[Dataset rows about figures]
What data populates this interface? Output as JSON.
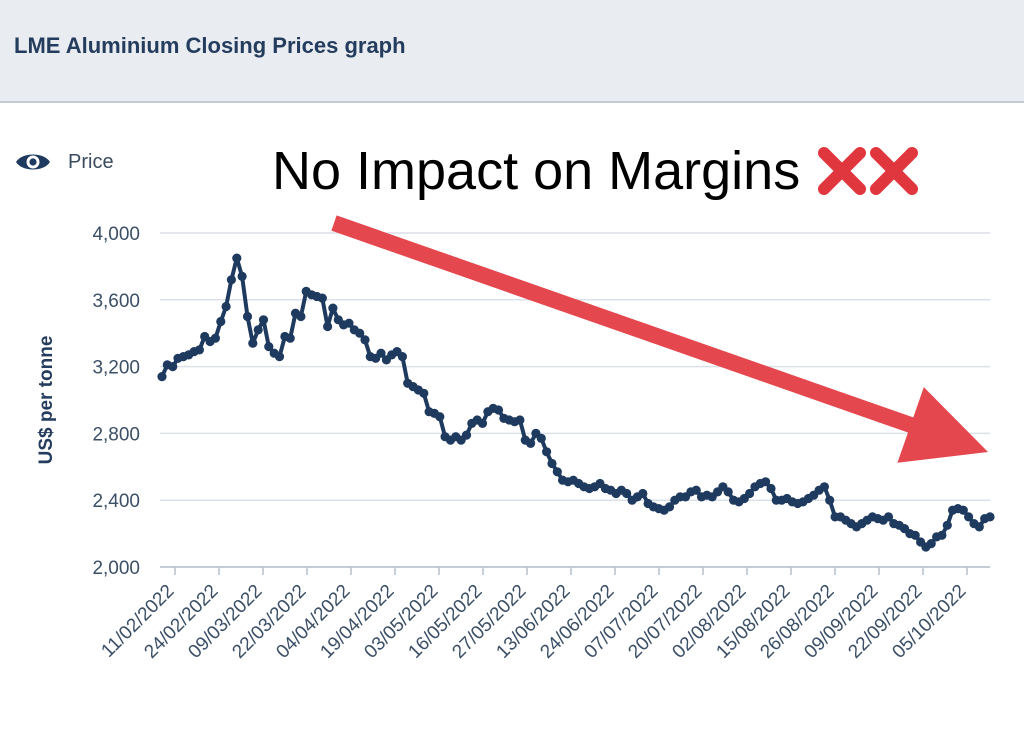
{
  "header": {
    "title": "LME Aluminium Closing Prices graph"
  },
  "legend": {
    "label": "Price",
    "icon": "eye-icon"
  },
  "annotation": {
    "text": "No Impact on Margins",
    "icons": [
      "cross-mark-icon",
      "cross-mark-icon"
    ],
    "color": "#e0373f"
  },
  "colors": {
    "line": "#1f3a5f",
    "arrow": "#e5474e",
    "grid": "#dbe1e8",
    "header_bg": "#e9edf2"
  },
  "chart_data": {
    "type": "line",
    "title": "LME Aluminium Closing Prices graph",
    "xlabel": "",
    "ylabel": "US$ per tonne",
    "ylim": [
      2000,
      4000
    ],
    "yticks": [
      "2,000",
      "2,400",
      "2,800",
      "3,200",
      "3,600",
      "4,000"
    ],
    "ytick_values": [
      2000,
      2400,
      2800,
      3200,
      3600,
      4000
    ],
    "xtick_labels": [
      "11/02/2022",
      "24/02/2022",
      "09/03/2022",
      "22/03/2022",
      "04/04/2022",
      "19/04/2022",
      "03/05/2022",
      "16/05/2022",
      "27/05/2022",
      "13/06/2022",
      "24/06/2022",
      "07/07/2022",
      "20/07/2022",
      "02/08/2022",
      "15/08/2022",
      "26/08/2022",
      "09/09/2022",
      "22/09/2022",
      "05/10/2022"
    ],
    "series": [
      {
        "name": "Price",
        "values": [
          3140,
          3210,
          3200,
          3250,
          3260,
          3270,
          3290,
          3300,
          3380,
          3350,
          3370,
          3470,
          3560,
          3720,
          3850,
          3740,
          3500,
          3340,
          3420,
          3480,
          3320,
          3280,
          3260,
          3380,
          3370,
          3520,
          3500,
          3650,
          3630,
          3620,
          3610,
          3440,
          3550,
          3480,
          3450,
          3460,
          3420,
          3400,
          3360,
          3260,
          3250,
          3280,
          3240,
          3270,
          3290,
          3260,
          3100,
          3080,
          3060,
          3040,
          2930,
          2920,
          2900,
          2780,
          2760,
          2780,
          2760,
          2790,
          2860,
          2880,
          2860,
          2930,
          2950,
          2940,
          2890,
          2880,
          2870,
          2880,
          2760,
          2740,
          2800,
          2770,
          2690,
          2620,
          2570,
          2520,
          2510,
          2520,
          2500,
          2480,
          2470,
          2480,
          2500,
          2470,
          2460,
          2440,
          2460,
          2440,
          2400,
          2420,
          2440,
          2380,
          2360,
          2350,
          2340,
          2360,
          2400,
          2420,
          2420,
          2450,
          2460,
          2420,
          2430,
          2420,
          2450,
          2480,
          2450,
          2400,
          2390,
          2410,
          2440,
          2480,
          2500,
          2510,
          2470,
          2400,
          2400,
          2410,
          2390,
          2380,
          2390,
          2410,
          2430,
          2460,
          2480,
          2400,
          2300,
          2300,
          2280,
          2260,
          2240,
          2260,
          2280,
          2300,
          2290,
          2280,
          2300,
          2260,
          2250,
          2230,
          2200,
          2190,
          2150,
          2120,
          2140,
          2180,
          2190,
          2250,
          2340,
          2350,
          2340,
          2300,
          2260,
          2240,
          2290,
          2300
        ]
      }
    ],
    "annotation_arrow": {
      "direction": "down-right",
      "start": {
        "x_label": "04/04/2022",
        "y": 3870
      },
      "end": {
        "x_label": "05/10/2022",
        "y": 2680
      }
    }
  }
}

SHORT TASK: In your copy, leave out the pictures and reproduce the material above exactly.

RESULT OF THIS TASK:
What data populates this interface? Output as JSON.
{
  "header": {
    "title": "LME Aluminium Closing Prices graph"
  },
  "legend": {
    "label": "Price",
    "icon": "eye-icon"
  },
  "annotation": {
    "text": "No Impact on Margins",
    "icons": [
      "cross-mark-icon",
      "cross-mark-icon"
    ],
    "color": "#e0373f"
  },
  "colors": {
    "line": "#1f3a5f",
    "arrow": "#e5474e",
    "grid": "#dbe1e8",
    "header_bg": "#e9edf2"
  },
  "chart_data": {
    "type": "line",
    "title": "LME Aluminium Closing Prices graph",
    "xlabel": "",
    "ylabel": "US$ per tonne",
    "ylim": [
      2000,
      4000
    ],
    "yticks": [
      "2,000",
      "2,400",
      "2,800",
      "3,200",
      "3,600",
      "4,000"
    ],
    "ytick_values": [
      2000,
      2400,
      2800,
      3200,
      3600,
      4000
    ],
    "xtick_labels": [
      "11/02/2022",
      "24/02/2022",
      "09/03/2022",
      "22/03/2022",
      "04/04/2022",
      "19/04/2022",
      "03/05/2022",
      "16/05/2022",
      "27/05/2022",
      "13/06/2022",
      "24/06/2022",
      "07/07/2022",
      "20/07/2022",
      "02/08/2022",
      "15/08/2022",
      "26/08/2022",
      "09/09/2022",
      "22/09/2022",
      "05/10/2022"
    ],
    "series": [
      {
        "name": "Price",
        "values": [
          3140,
          3210,
          3200,
          3250,
          3260,
          3270,
          3290,
          3300,
          3380,
          3350,
          3370,
          3470,
          3560,
          3720,
          3850,
          3740,
          3500,
          3340,
          3420,
          3480,
          3320,
          3280,
          3260,
          3380,
          3370,
          3520,
          3500,
          3650,
          3630,
          3620,
          3610,
          3440,
          3550,
          3480,
          3450,
          3460,
          3420,
          3400,
          3360,
          3260,
          3250,
          3280,
          3240,
          3270,
          3290,
          3260,
          3100,
          3080,
          3060,
          3040,
          2930,
          2920,
          2900,
          2780,
          2760,
          2780,
          2760,
          2790,
          2860,
          2880,
          2860,
          2930,
          2950,
          2940,
          2890,
          2880,
          2870,
          2880,
          2760,
          2740,
          2800,
          2770,
          2690,
          2620,
          2570,
          2520,
          2510,
          2520,
          2500,
          2480,
          2470,
          2480,
          2500,
          2470,
          2460,
          2440,
          2460,
          2440,
          2400,
          2420,
          2440,
          2380,
          2360,
          2350,
          2340,
          2360,
          2400,
          2420,
          2420,
          2450,
          2460,
          2420,
          2430,
          2420,
          2450,
          2480,
          2450,
          2400,
          2390,
          2410,
          2440,
          2480,
          2500,
          2510,
          2470,
          2400,
          2400,
          2410,
          2390,
          2380,
          2390,
          2410,
          2430,
          2460,
          2480,
          2400,
          2300,
          2300,
          2280,
          2260,
          2240,
          2260,
          2280,
          2300,
          2290,
          2280,
          2300,
          2260,
          2250,
          2230,
          2200,
          2190,
          2150,
          2120,
          2140,
          2180,
          2190,
          2250,
          2340,
          2350,
          2340,
          2300,
          2260,
          2240,
          2290,
          2300
        ]
      }
    ],
    "annotation_arrow": {
      "direction": "down-right",
      "start": {
        "x_label": "04/04/2022",
        "y": 3870
      },
      "end": {
        "x_label": "05/10/2022",
        "y": 2680
      }
    }
  }
}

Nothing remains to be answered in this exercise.